Given request. Retype all of the data exactly as given.

Dataset entries.
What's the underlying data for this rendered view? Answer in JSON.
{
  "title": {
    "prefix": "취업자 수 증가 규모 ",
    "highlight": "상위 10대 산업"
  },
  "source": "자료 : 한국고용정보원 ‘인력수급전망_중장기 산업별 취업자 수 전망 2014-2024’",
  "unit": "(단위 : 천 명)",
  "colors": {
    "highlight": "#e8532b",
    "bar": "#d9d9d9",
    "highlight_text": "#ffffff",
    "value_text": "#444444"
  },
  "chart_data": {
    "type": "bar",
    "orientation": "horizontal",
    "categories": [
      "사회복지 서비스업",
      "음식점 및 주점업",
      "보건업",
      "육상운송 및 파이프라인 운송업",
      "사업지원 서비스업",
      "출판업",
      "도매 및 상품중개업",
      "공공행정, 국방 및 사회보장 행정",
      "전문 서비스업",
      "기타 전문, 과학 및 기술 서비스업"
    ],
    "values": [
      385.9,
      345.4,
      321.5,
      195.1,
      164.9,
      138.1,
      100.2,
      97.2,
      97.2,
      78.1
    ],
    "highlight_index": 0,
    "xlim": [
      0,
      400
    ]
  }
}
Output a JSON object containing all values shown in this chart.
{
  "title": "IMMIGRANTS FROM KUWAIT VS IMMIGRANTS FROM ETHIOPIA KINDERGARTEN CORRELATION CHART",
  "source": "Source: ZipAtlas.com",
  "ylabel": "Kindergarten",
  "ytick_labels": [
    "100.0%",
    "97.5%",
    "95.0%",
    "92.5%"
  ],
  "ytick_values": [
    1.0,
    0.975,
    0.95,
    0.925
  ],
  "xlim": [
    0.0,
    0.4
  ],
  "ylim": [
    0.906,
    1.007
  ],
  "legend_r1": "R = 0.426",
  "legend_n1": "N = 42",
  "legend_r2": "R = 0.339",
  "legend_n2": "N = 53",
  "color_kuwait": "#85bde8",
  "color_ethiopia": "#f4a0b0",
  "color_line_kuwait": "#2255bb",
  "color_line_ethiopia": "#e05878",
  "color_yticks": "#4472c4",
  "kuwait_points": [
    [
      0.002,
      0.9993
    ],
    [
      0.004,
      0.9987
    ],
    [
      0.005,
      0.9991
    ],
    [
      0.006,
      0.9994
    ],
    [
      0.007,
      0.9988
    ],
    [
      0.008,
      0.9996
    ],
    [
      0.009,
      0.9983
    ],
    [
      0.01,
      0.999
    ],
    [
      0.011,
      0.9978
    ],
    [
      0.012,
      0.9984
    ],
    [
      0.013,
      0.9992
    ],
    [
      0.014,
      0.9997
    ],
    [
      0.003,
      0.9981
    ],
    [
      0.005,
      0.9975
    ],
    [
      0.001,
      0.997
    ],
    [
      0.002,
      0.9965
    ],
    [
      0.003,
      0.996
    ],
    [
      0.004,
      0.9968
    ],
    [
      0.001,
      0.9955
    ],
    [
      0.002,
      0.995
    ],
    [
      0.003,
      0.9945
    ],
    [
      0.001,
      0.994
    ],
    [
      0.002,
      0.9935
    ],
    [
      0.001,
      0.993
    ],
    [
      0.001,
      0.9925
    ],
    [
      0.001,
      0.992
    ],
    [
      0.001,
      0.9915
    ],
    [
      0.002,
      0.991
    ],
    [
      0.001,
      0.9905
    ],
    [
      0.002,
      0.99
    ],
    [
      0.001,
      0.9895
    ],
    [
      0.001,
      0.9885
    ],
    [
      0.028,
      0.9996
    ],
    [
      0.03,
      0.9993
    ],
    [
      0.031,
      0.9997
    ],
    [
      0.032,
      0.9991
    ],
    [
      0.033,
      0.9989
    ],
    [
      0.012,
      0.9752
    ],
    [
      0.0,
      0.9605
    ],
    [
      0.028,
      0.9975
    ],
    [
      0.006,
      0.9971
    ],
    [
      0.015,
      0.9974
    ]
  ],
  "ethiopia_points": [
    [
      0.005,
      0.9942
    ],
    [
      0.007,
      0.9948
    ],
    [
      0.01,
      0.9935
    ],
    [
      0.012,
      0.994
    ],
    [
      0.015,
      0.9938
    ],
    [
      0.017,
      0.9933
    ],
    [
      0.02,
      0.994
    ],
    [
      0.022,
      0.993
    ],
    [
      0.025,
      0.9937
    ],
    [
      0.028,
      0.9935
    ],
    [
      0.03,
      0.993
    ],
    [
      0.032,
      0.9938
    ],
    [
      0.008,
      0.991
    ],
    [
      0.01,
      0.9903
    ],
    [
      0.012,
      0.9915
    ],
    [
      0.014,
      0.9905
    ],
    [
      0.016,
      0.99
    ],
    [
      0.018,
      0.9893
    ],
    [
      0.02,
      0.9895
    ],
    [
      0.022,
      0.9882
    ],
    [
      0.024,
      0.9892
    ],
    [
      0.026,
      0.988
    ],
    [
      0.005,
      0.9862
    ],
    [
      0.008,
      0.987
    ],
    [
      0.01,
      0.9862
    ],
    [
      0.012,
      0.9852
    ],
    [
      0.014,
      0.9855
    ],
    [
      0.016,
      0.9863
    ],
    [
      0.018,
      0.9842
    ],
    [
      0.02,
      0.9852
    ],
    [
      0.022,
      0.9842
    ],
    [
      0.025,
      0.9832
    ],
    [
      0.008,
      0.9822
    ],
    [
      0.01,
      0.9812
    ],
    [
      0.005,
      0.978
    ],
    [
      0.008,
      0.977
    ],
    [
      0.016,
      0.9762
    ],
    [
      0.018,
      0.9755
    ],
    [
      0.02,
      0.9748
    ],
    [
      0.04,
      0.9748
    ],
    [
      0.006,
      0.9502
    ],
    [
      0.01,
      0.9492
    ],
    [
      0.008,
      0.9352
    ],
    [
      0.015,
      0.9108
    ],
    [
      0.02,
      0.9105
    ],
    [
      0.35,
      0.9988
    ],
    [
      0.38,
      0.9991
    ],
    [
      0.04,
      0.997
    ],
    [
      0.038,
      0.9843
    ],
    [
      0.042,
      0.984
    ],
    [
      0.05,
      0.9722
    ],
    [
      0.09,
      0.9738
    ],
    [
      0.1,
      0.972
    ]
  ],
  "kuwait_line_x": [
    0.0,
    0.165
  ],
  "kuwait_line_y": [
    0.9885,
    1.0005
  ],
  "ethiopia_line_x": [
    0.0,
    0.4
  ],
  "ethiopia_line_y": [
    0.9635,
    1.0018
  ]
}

Exercise answer.
What's the underlying data for this rendered view? Answer in JSON.
{
  "title": {
    "prefix": "취업자 수 증가 규모 ",
    "highlight": "상위 10대 산업"
  },
  "source": "자료 : 한국고용정보원 ‘인력수급전망_중장기 산업별 취업자 수 전망 2014-2024’",
  "unit": "(단위 : 천 명)",
  "colors": {
    "highlight": "#e8532b",
    "bar": "#d9d9d9",
    "highlight_text": "#ffffff",
    "value_text": "#444444"
  },
  "chart_data": {
    "type": "bar",
    "orientation": "horizontal",
    "categories": [
      "사회복지 서비스업",
      "음식점 및 주점업",
      "보건업",
      "육상운송 및 파이프라인 운송업",
      "사업지원 서비스업",
      "출판업",
      "도매 및 상품중개업",
      "공공행정, 국방 및 사회보장 행정",
      "전문 서비스업",
      "기타 전문, 과학 및 기술 서비스업"
    ],
    "values": [
      385.9,
      345.4,
      321.5,
      195.1,
      164.9,
      138.1,
      100.2,
      97.2,
      97.2,
      78.1
    ],
    "highlight_index": 0,
    "xlim": [
      0,
      400
    ]
  }
}
Output a JSON object containing all values shown in this chart.
{
  "title": "IMMIGRANTS FROM KUWAIT VS IMMIGRANTS FROM ETHIOPIA KINDERGARTEN CORRELATION CHART",
  "source": "Source: ZipAtlas.com",
  "ylabel": "Kindergarten",
  "ytick_labels": [
    "100.0%",
    "97.5%",
    "95.0%",
    "92.5%"
  ],
  "ytick_values": [
    1.0,
    0.975,
    0.95,
    0.925
  ],
  "xlim": [
    0.0,
    0.4
  ],
  "ylim": [
    0.906,
    1.007
  ],
  "legend_r1": "R = 0.426",
  "legend_n1": "N = 42",
  "legend_r2": "R = 0.339",
  "legend_n2": "N = 53",
  "color_kuwait": "#85bde8",
  "color_ethiopia": "#f4a0b0",
  "color_line_kuwait": "#2255bb",
  "color_line_ethiopia": "#e05878",
  "color_yticks": "#4472c4",
  "kuwait_points": [
    [
      0.002,
      0.9993
    ],
    [
      0.004,
      0.9987
    ],
    [
      0.005,
      0.9991
    ],
    [
      0.006,
      0.9994
    ],
    [
      0.007,
      0.9988
    ],
    [
      0.008,
      0.9996
    ],
    [
      0.009,
      0.9983
    ],
    [
      0.01,
      0.999
    ],
    [
      0.011,
      0.9978
    ],
    [
      0.012,
      0.9984
    ],
    [
      0.013,
      0.9992
    ],
    [
      0.014,
      0.9997
    ],
    [
      0.003,
      0.9981
    ],
    [
      0.005,
      0.9975
    ],
    [
      0.001,
      0.997
    ],
    [
      0.002,
      0.9965
    ],
    [
      0.003,
      0.996
    ],
    [
      0.004,
      0.9968
    ],
    [
      0.001,
      0.9955
    ],
    [
      0.002,
      0.995
    ],
    [
      0.003,
      0.9945
    ],
    [
      0.001,
      0.994
    ],
    [
      0.002,
      0.9935
    ],
    [
      0.001,
      0.993
    ],
    [
      0.001,
      0.9925
    ],
    [
      0.001,
      0.992
    ],
    [
      0.001,
      0.9915
    ],
    [
      0.002,
      0.991
    ],
    [
      0.001,
      0.9905
    ],
    [
      0.002,
      0.99
    ],
    [
      0.001,
      0.9895
    ],
    [
      0.001,
      0.9885
    ],
    [
      0.028,
      0.9996
    ],
    [
      0.03,
      0.9993
    ],
    [
      0.031,
      0.9997
    ],
    [
      0.032,
      0.9991
    ],
    [
      0.033,
      0.9989
    ],
    [
      0.012,
      0.9752
    ],
    [
      0.0,
      0.9605
    ],
    [
      0.028,
      0.9975
    ],
    [
      0.006,
      0.9971
    ],
    [
      0.015,
      0.9974
    ]
  ],
  "ethiopia_points": [
    [
      0.005,
      0.9942
    ],
    [
      0.007,
      0.9948
    ],
    [
      0.01,
      0.9935
    ],
    [
      0.012,
      0.994
    ],
    [
      0.015,
      0.9938
    ],
    [
      0.017,
      0.9933
    ],
    [
      0.02,
      0.994
    ],
    [
      0.022,
      0.993
    ],
    [
      0.025,
      0.9937
    ],
    [
      0.028,
      0.9935
    ],
    [
      0.03,
      0.993
    ],
    [
      0.032,
      0.9938
    ],
    [
      0.008,
      0.991
    ],
    [
      0.01,
      0.9903
    ],
    [
      0.012,
      0.9915
    ],
    [
      0.014,
      0.9905
    ],
    [
      0.016,
      0.99
    ],
    [
      0.018,
      0.9893
    ],
    [
      0.02,
      0.9895
    ],
    [
      0.022,
      0.9882
    ],
    [
      0.024,
      0.9892
    ],
    [
      0.026,
      0.988
    ],
    [
      0.005,
      0.9862
    ],
    [
      0.008,
      0.987
    ],
    [
      0.01,
      0.9862
    ],
    [
      0.012,
      0.9852
    ],
    [
      0.014,
      0.9855
    ],
    [
      0.016,
      0.9863
    ],
    [
      0.018,
      0.9842
    ],
    [
      0.02,
      0.9852
    ],
    [
      0.022,
      0.9842
    ],
    [
      0.025,
      0.9832
    ],
    [
      0.008,
      0.9822
    ],
    [
      0.01,
      0.9812
    ],
    [
      0.005,
      0.978
    ],
    [
      0.008,
      0.977
    ],
    [
      0.016,
      0.9762
    ],
    [
      0.018,
      0.9755
    ],
    [
      0.02,
      0.9748
    ],
    [
      0.04,
      0.9748
    ],
    [
      0.006,
      0.9502
    ],
    [
      0.01,
      0.9492
    ],
    [
      0.008,
      0.9352
    ],
    [
      0.015,
      0.9108
    ],
    [
      0.02,
      0.9105
    ],
    [
      0.35,
      0.9988
    ],
    [
      0.38,
      0.9991
    ],
    [
      0.04,
      0.997
    ],
    [
      0.038,
      0.9843
    ],
    [
      0.042,
      0.984
    ],
    [
      0.05,
      0.9722
    ],
    [
      0.09,
      0.9738
    ],
    [
      0.1,
      0.972
    ]
  ],
  "kuwait_line_x": [
    0.0,
    0.165
  ],
  "kuwait_line_y": [
    0.9885,
    1.0005
  ],
  "ethiopia_line_x": [
    0.0,
    0.4
  ],
  "ethiopia_line_y": [
    0.9635,
    1.0018
  ]
}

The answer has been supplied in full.